Your goal: Find and return each line containing "xlabel".

** START OF Extracted information **

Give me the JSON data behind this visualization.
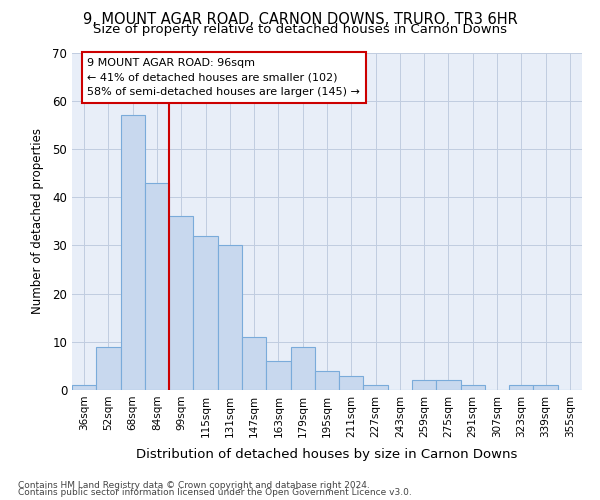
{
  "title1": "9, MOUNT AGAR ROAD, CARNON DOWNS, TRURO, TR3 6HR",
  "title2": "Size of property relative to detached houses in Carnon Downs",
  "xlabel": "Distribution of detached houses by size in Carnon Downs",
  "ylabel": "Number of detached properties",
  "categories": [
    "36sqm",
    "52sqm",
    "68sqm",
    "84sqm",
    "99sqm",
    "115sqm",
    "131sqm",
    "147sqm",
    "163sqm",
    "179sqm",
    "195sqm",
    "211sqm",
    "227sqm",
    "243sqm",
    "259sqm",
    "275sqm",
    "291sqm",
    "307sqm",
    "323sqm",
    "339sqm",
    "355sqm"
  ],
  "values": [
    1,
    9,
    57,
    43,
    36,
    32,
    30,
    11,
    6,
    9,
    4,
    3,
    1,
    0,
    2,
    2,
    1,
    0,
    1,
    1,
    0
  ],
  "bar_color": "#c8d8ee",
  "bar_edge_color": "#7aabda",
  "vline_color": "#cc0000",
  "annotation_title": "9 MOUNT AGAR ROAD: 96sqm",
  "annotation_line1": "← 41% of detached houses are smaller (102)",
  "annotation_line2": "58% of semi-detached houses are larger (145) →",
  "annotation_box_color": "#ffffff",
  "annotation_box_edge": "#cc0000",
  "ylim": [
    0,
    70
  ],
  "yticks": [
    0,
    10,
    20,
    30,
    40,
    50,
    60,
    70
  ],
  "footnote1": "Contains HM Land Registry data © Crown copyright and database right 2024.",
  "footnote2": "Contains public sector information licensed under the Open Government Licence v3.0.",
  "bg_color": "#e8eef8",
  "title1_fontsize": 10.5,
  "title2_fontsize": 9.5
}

** END OF Extracted information **
** START OF Extracted information **

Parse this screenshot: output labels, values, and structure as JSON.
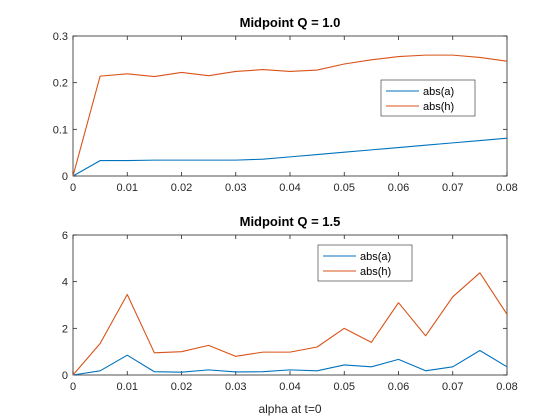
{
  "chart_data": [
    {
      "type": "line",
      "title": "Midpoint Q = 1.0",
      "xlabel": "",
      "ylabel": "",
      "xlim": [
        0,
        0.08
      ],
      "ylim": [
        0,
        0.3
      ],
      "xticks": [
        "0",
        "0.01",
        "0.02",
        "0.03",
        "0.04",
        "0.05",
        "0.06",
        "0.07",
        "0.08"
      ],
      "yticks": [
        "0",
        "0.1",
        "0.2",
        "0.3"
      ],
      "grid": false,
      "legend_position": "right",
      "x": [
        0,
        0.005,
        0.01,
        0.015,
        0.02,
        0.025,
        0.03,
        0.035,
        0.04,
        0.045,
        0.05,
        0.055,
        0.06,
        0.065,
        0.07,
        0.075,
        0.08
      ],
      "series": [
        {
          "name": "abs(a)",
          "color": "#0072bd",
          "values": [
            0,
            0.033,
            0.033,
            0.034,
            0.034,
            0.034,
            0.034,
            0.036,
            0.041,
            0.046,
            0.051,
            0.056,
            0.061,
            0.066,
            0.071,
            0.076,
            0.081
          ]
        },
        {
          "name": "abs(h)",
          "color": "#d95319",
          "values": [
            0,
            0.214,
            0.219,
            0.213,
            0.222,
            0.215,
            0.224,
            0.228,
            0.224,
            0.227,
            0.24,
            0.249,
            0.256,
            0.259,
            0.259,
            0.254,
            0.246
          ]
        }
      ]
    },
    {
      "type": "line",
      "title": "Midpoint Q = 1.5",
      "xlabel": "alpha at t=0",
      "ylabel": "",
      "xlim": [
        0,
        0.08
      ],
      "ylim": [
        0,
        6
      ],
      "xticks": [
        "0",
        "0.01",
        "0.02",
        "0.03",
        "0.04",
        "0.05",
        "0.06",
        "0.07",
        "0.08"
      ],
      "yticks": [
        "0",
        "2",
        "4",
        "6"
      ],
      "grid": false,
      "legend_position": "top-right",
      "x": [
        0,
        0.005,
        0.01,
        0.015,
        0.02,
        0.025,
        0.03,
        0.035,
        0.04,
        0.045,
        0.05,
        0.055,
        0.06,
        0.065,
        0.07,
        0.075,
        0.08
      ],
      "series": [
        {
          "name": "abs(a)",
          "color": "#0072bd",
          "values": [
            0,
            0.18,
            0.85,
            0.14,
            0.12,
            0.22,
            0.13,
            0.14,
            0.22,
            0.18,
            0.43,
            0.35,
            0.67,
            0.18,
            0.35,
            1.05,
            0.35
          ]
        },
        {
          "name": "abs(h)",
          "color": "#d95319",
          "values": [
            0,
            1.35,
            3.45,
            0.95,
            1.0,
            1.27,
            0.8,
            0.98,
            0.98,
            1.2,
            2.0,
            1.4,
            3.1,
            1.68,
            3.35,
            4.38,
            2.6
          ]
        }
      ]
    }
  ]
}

** END OF Extracted information **

Solution to this problem:
  "xlabel": "Distribution of detached houses by size in Carnon Downs",
      "xlabel": "",
      "xlabel": "alpha at t=0",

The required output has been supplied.